■ **WHAT TO PRODUCE**: Leaving out the pictures, retype all the material exactly.

■ **RECORDS PROVIDED**:
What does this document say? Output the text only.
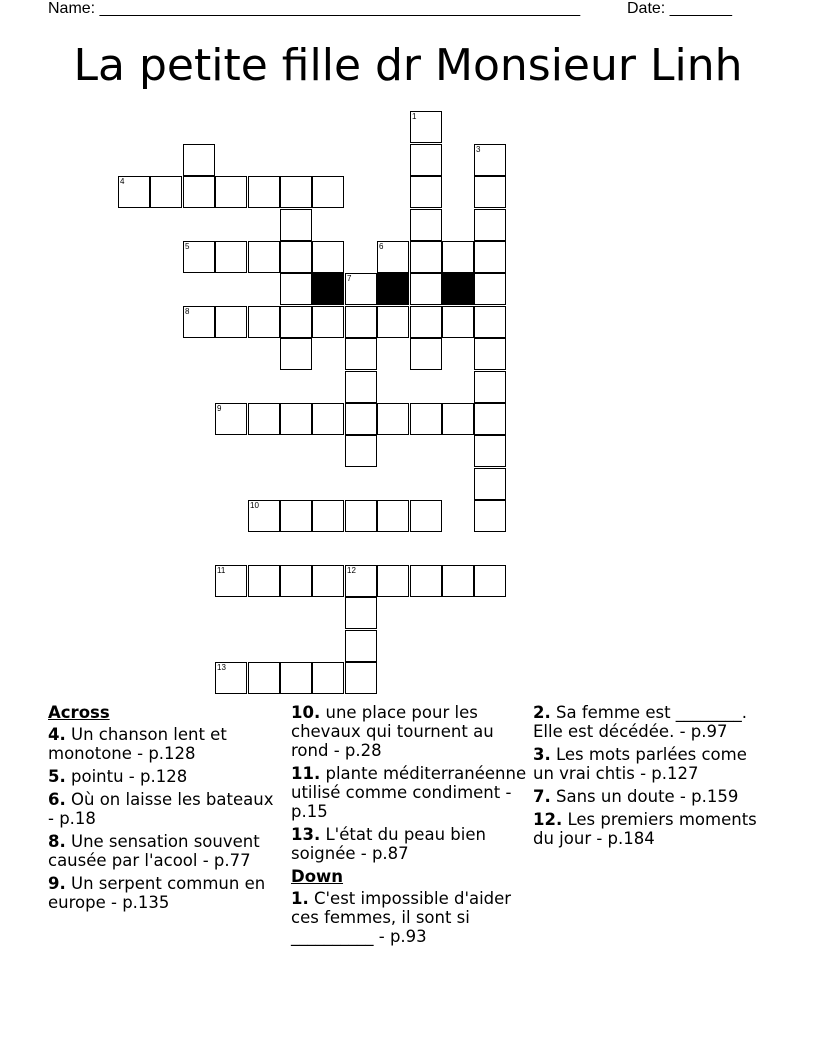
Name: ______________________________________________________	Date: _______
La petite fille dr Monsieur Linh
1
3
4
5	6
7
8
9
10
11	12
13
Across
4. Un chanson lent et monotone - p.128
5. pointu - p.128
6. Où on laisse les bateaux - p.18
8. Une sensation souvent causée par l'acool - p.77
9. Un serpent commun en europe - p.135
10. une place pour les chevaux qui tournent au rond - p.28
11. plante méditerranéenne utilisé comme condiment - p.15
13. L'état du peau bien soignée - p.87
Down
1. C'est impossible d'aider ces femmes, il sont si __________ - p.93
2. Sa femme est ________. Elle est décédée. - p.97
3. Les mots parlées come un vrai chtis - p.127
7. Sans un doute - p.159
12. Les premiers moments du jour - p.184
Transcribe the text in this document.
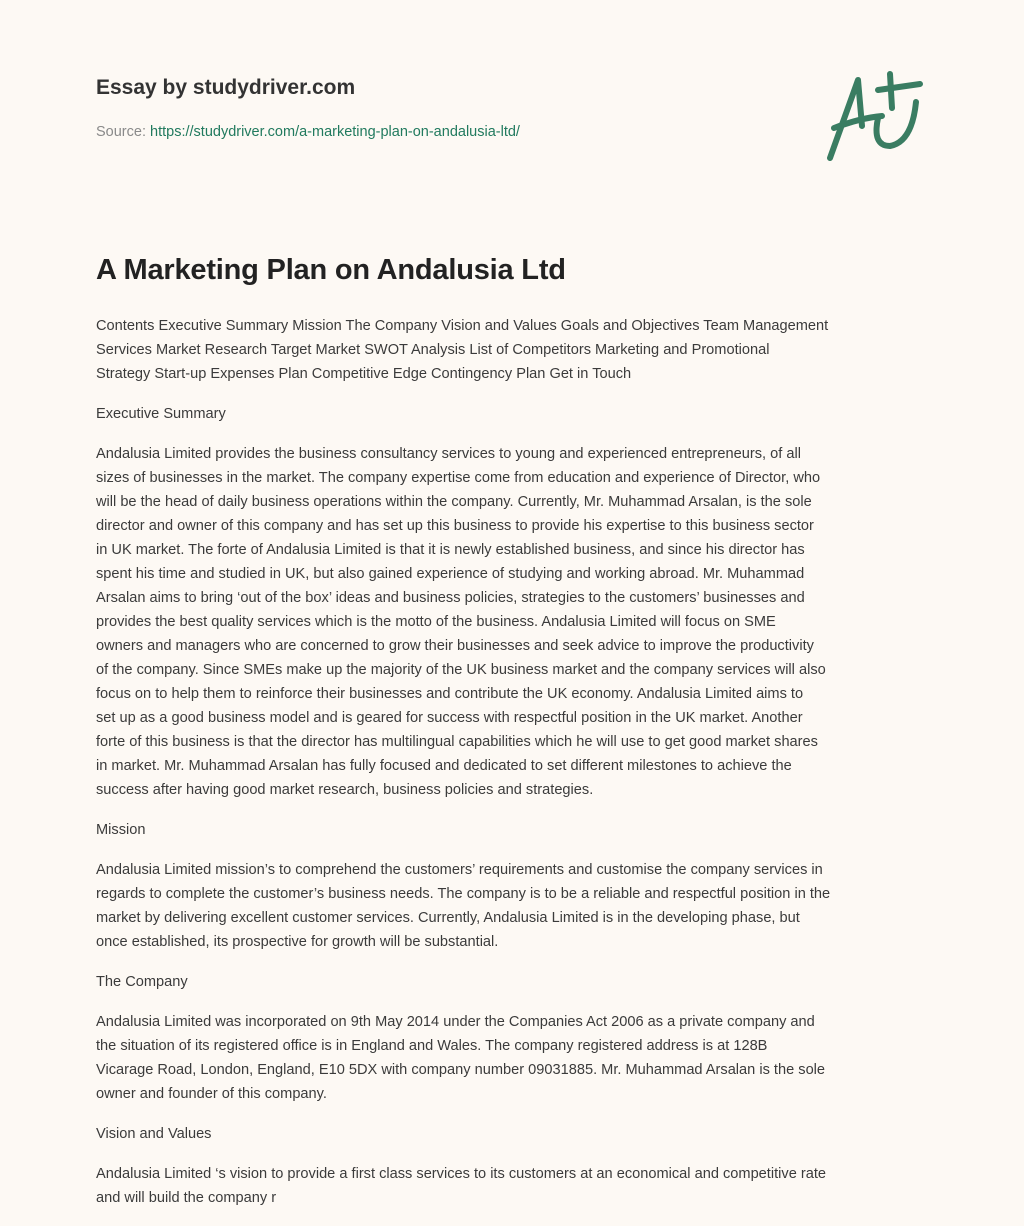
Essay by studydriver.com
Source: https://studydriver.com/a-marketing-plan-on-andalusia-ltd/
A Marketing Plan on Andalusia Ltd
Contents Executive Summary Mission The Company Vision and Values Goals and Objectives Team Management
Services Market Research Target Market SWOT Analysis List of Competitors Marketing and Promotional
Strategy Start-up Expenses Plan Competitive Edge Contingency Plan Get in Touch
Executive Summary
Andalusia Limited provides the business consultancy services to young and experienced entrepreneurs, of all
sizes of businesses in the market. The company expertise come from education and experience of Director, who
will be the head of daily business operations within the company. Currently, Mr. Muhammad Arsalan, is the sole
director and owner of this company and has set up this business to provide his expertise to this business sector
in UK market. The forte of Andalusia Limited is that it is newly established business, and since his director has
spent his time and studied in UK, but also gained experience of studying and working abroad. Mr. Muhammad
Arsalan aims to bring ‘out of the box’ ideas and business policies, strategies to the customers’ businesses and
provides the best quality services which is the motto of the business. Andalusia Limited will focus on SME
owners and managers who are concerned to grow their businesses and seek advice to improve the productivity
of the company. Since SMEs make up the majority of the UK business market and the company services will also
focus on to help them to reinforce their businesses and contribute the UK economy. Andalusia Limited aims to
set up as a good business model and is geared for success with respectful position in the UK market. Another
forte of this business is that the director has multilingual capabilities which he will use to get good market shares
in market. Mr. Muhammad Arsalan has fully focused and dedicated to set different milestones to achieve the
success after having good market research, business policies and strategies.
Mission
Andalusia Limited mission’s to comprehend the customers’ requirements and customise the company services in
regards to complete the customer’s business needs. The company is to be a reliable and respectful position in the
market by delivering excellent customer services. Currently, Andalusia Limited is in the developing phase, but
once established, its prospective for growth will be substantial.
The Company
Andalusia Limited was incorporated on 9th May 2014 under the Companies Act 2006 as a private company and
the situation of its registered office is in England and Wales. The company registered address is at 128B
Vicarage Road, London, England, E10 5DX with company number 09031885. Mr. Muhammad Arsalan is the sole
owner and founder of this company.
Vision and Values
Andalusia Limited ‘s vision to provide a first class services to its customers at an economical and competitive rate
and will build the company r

■ **THE COMPLETED TASK**:
What does this document say? Output the text only.
Name: ______________________________________________________	Date: _______
La petite fille dr Monsieur Linh
1
3
4
5	6
7
8
9
10
11	12
13
Across
4. Un chanson lent et monotone - p.128
5. pointu - p.128
6. Où on laisse les bateaux - p.18
8. Une sensation souvent causée par l'acool - p.77
9. Un serpent commun en europe - p.135
10. une place pour les chevaux qui tournent au rond - p.28
11. plante méditerranéenne utilisé comme condiment - p.15
13. L'état du peau bien soignée - p.87
Down
1. C'est impossible d'aider ces femmes, il sont si __________ - p.93
2. Sa femme est ________. Elle est décédée. - p.97
3. Les mots parlées come un vrai chtis - p.127
7. Sans un doute - p.159
12. Les premiers moments du jour - p.184
Transcribe the text in this document.
Essay by studydriver.com
Source: https://studydriver.com/a-marketing-plan-on-andalusia-ltd/
A Marketing Plan on Andalusia Ltd
Contents Executive Summary Mission The Company Vision and Values Goals and Objectives Team Management
Services Market Research Target Market SWOT Analysis List of Competitors Marketing and Promotional
Strategy Start-up Expenses Plan Competitive Edge Contingency Plan Get in Touch
Executive Summary
Andalusia Limited provides the business consultancy services to young and experienced entrepreneurs, of all
sizes of businesses in the market. The company expertise come from education and experience of Director, who
will be the head of daily business operations within the company. Currently, Mr. Muhammad Arsalan, is the sole
director and owner of this company and has set up this business to provide his expertise to this business sector
in UK market. The forte of Andalusia Limited is that it is newly established business, and since his director has
spent his time and studied in UK, but also gained experience of studying and working abroad. Mr. Muhammad
Arsalan aims to bring ‘out of the box’ ideas and business policies, strategies to the customers’ businesses and
provides the best quality services which is the motto of the business. Andalusia Limited will focus on SME
owners and managers who are concerned to grow their businesses and seek advice to improve the productivity
of the company. Since SMEs make up the majority of the UK business market and the company services will also
focus on to help them to reinforce their businesses and contribute the UK economy. Andalusia Limited aims to
set up as a good business model and is geared for success with respectful position in the UK market. Another
forte of this business is that the director has multilingual capabilities which he will use to get good market shares
in market. Mr. Muhammad Arsalan has fully focused and dedicated to set different milestones to achieve the
success after having good market research, business policies and strategies.
Mission
Andalusia Limited mission’s to comprehend the customers’ requirements and customise the company services in
regards to complete the customer’s business needs. The company is to be a reliable and respectful position in the
market by delivering excellent customer services. Currently, Andalusia Limited is in the developing phase, but
once established, its prospective for growth will be substantial.
The Company
Andalusia Limited was incorporated on 9th May 2014 under the Companies Act 2006 as a private company and
the situation of its registered office is in England and Wales. The company registered address is at 128B
Vicarage Road, London, England, E10 5DX with company number 09031885. Mr. Muhammad Arsalan is the sole
owner and founder of this company.
Vision and Values
Andalusia Limited ‘s vision to provide a first class services to its customers at an economical and competitive rate
and will build the company r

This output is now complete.